Task requirements: Go through the listing below and list every line with "text".

---*---

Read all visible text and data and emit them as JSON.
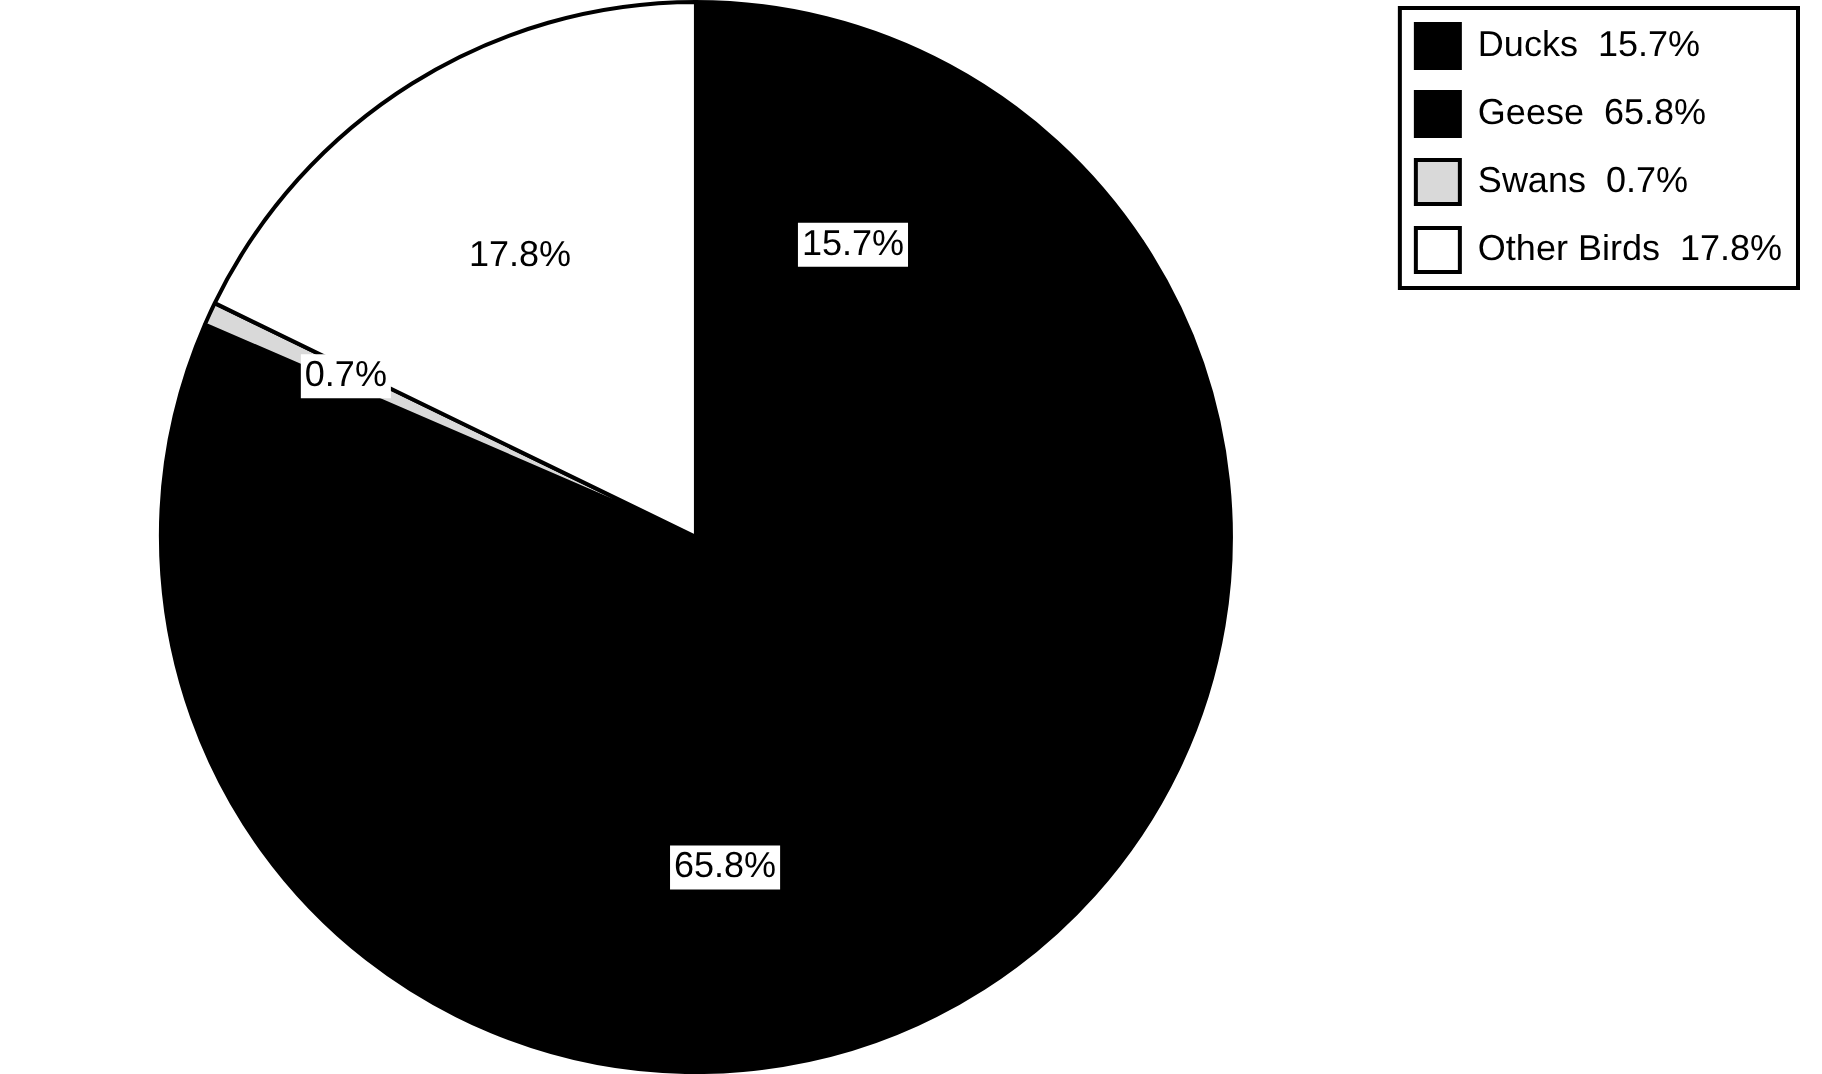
{
  "chart_data": {
    "type": "pie",
    "categories": [
      "Ducks",
      "Geese",
      "Swans",
      "Other Birds"
    ],
    "values": [
      15.7,
      65.8,
      0.7,
      17.8
    ],
    "value_labels": [
      "15.7%",
      "65.8%",
      "0.7%",
      "17.8%"
    ],
    "colors": [
      "#000000",
      "#000000",
      "#d9d9d9",
      "#ffffff"
    ],
    "legend": "top right"
  }
}
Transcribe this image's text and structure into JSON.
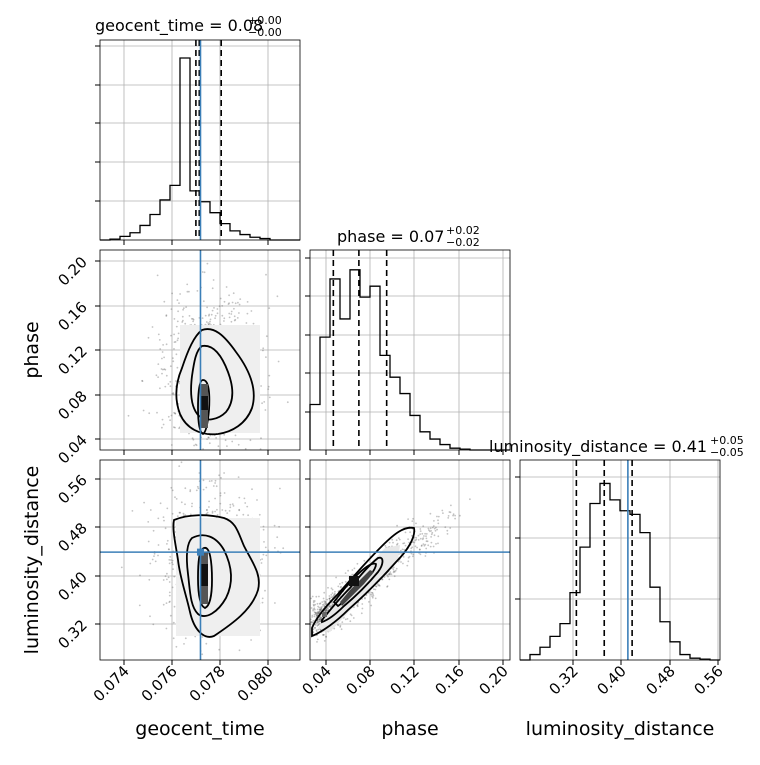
{
  "chart_data": {
    "type": "corner",
    "parameters": [
      {
        "name": "geocent_time",
        "range": [
          0.073,
          0.0813
        ],
        "ticks": [
          0.074,
          0.076,
          0.078,
          0.08
        ],
        "tick_labels": [
          "0.074",
          "0.076",
          "0.078",
          "0.080"
        ],
        "truth": 0.07717,
        "quantiles": [
          0.07698,
          0.07712,
          0.07803
        ],
        "title": {
          "main": "geocent_time = 0.08",
          "upper": "+0.00",
          "lower": "−0.00"
        },
        "hist": [
          0,
          0.005,
          0.02,
          0.04,
          0.08,
          0.14,
          0.22,
          0.3,
          1.0,
          0.27,
          0.21,
          0.15,
          0.09,
          0.05,
          0.03,
          0.015,
          0.008,
          0,
          0,
          0
        ]
      },
      {
        "name": "phase",
        "range": [
          0.025,
          0.205
        ],
        "ticks": [
          0.04,
          0.08,
          0.12,
          0.16,
          0.2
        ],
        "tick_labels": [
          "0.04",
          "0.08",
          "0.12",
          "0.16",
          "0.20"
        ],
        "truth": null,
        "quantiles": [
          0.046,
          0.069,
          0.094
        ],
        "title": {
          "main": "phase = 0.07",
          "upper": "+0.02",
          "lower": "−0.02"
        },
        "hist": [
          0.25,
          0.62,
          0.94,
          0.72,
          0.99,
          0.84,
          0.9,
          0.52,
          0.4,
          0.31,
          0.19,
          0.1,
          0.06,
          0.03,
          0.01,
          0.005,
          0,
          0,
          0,
          0
        ]
      },
      {
        "name": "luminosity_distance",
        "range": [
          0.272,
          0.602
        ],
        "ticks": [
          0.32,
          0.4,
          0.48,
          0.56
        ],
        "tick_labels": [
          "0.32",
          "0.40",
          "0.48",
          "0.56"
        ],
        "truth": 0.45,
        "quantiles": [
          0.365,
          0.411,
          0.457
        ],
        "title": {
          "main": "luminosity_distance = 0.41",
          "upper": "+0.05",
          "lower": "−0.05"
        },
        "hist": [
          0,
          0.03,
          0.07,
          0.13,
          0.2,
          0.37,
          0.62,
          0.86,
          0.97,
          0.88,
          0.82,
          0.8,
          0.7,
          0.4,
          0.21,
          0.1,
          0.03,
          0.01,
          0.005,
          0
        ]
      }
    ]
  }
}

---*---

Exercise answer:
Read all visible text and data and emit them as JSON.
Transcribe this image's text and structure into JSON.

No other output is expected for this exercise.